Entries from a visual dataset:
━━━━━━
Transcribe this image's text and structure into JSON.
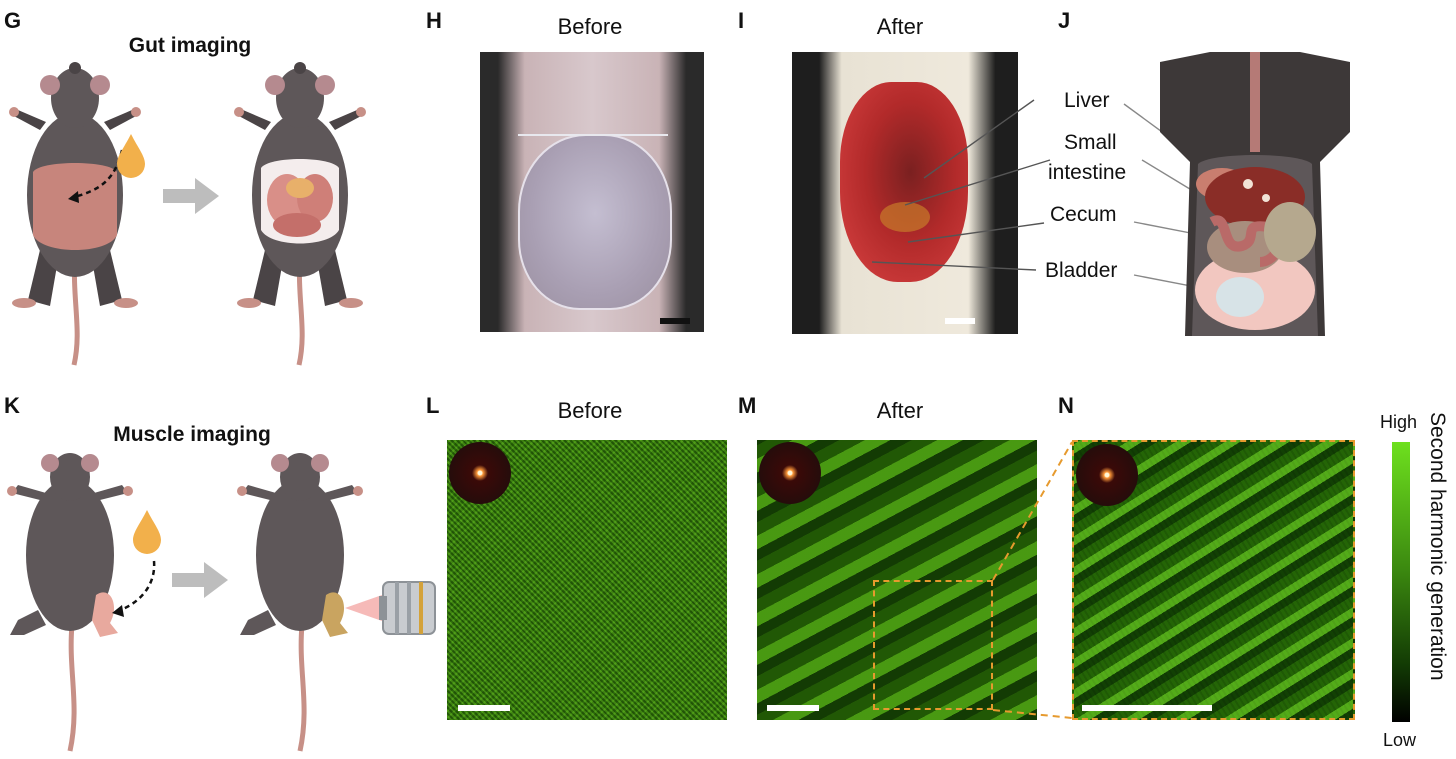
{
  "panels": {
    "G": {
      "label": "G",
      "title": "Gut imaging"
    },
    "H": {
      "label": "H",
      "title": "Before"
    },
    "I": {
      "label": "I",
      "title": "After"
    },
    "J": {
      "label": "J",
      "organs": [
        "Liver",
        "Small",
        "intestine",
        "Cecum",
        "Bladder"
      ]
    },
    "K": {
      "label": "K",
      "title": "Muscle imaging"
    },
    "L": {
      "label": "L",
      "title": "Before"
    },
    "M": {
      "label": "M",
      "title": "After"
    },
    "N": {
      "label": "N"
    }
  },
  "colorbar": {
    "high": "High",
    "low": "Low",
    "title": "Second harmonic generation"
  },
  "colors": {
    "mouse_body": "#5e5759",
    "tail": "#c79087",
    "gut": "#c7857c",
    "shg_green": "#3c8a10",
    "inset_box": "#e69a2e",
    "arrow_gray": "#bdbdbd",
    "drop": "#f2b04b"
  }
}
━━━━━━
Aim — Print out every entry above without changing a word, and leave out the pictures.

Exercise solution —
Transcribe this image's text and structure into JSON.
{
  "panels": {
    "G": {
      "label": "G",
      "title": "Gut imaging"
    },
    "H": {
      "label": "H",
      "title": "Before"
    },
    "I": {
      "label": "I",
      "title": "After"
    },
    "J": {
      "label": "J",
      "organs": [
        "Liver",
        "Small",
        "intestine",
        "Cecum",
        "Bladder"
      ]
    },
    "K": {
      "label": "K",
      "title": "Muscle imaging"
    },
    "L": {
      "label": "L",
      "title": "Before"
    },
    "M": {
      "label": "M",
      "title": "After"
    },
    "N": {
      "label": "N"
    }
  },
  "colorbar": {
    "high": "High",
    "low": "Low",
    "title": "Second harmonic generation"
  },
  "colors": {
    "mouse_body": "#5e5759",
    "tail": "#c79087",
    "gut": "#c7857c",
    "shg_green": "#3c8a10",
    "inset_box": "#e69a2e",
    "arrow_gray": "#bdbdbd",
    "drop": "#f2b04b"
  }
}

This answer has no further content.